[START DATA SHOWN]

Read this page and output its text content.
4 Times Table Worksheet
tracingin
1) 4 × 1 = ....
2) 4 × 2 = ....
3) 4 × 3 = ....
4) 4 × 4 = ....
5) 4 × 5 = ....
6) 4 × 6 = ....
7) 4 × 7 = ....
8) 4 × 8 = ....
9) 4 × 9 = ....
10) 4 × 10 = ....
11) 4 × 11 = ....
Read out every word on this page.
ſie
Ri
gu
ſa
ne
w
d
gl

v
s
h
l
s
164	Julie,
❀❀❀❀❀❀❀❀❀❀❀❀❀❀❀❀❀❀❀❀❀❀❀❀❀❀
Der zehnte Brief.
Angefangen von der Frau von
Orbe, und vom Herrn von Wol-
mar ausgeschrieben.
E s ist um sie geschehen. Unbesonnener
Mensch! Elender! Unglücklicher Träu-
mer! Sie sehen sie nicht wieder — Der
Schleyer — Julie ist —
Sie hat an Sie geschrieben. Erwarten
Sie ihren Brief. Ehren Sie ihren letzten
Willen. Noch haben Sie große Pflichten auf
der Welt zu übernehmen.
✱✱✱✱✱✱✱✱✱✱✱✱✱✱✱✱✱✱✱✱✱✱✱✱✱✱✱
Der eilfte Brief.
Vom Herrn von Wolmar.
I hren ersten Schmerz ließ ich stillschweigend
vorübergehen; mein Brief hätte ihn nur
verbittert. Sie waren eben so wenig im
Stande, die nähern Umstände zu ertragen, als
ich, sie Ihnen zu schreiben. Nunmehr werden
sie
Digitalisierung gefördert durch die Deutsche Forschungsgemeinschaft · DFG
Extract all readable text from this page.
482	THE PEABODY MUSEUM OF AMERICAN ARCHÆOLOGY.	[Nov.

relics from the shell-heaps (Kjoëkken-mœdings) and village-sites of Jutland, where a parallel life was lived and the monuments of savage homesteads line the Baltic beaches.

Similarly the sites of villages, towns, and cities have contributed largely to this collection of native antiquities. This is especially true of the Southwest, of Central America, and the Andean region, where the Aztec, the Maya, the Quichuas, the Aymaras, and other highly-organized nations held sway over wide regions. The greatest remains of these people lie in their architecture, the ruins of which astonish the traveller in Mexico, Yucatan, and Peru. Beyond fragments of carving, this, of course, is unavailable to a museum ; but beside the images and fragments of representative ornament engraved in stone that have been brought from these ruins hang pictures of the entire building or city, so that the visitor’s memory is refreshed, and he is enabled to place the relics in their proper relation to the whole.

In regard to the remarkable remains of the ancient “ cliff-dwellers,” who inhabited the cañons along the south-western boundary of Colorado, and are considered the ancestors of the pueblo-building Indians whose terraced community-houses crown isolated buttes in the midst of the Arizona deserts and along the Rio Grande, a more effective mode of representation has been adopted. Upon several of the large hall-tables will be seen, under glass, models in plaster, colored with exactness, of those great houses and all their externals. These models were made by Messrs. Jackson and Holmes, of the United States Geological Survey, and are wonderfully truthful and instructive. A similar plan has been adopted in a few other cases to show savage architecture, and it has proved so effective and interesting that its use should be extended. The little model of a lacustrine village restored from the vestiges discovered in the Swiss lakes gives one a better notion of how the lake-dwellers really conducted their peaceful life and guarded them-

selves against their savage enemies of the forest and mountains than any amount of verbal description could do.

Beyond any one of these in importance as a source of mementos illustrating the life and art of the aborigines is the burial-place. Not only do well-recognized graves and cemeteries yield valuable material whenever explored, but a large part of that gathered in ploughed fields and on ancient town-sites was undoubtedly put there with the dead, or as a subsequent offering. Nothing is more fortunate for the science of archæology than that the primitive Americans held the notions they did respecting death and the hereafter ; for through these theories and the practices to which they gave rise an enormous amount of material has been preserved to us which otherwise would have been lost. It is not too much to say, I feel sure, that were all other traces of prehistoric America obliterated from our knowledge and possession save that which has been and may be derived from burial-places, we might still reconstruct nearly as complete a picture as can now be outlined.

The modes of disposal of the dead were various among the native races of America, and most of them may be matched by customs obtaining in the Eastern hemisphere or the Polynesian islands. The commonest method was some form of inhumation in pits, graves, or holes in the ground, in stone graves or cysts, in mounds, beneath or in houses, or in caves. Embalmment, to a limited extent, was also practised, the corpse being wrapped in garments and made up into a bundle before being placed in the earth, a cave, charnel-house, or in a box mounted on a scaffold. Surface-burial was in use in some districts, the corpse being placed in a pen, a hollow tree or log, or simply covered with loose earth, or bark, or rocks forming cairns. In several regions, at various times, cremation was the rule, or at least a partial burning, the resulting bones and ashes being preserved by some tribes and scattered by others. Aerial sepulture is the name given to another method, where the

[END DATA SHOWN]

## PROBLEM TO SOLVE
Read the entries above, then pull out the lines that include "text".

## THE RESPONSE
Read this page and output its text content.
Extract all readable text from this page.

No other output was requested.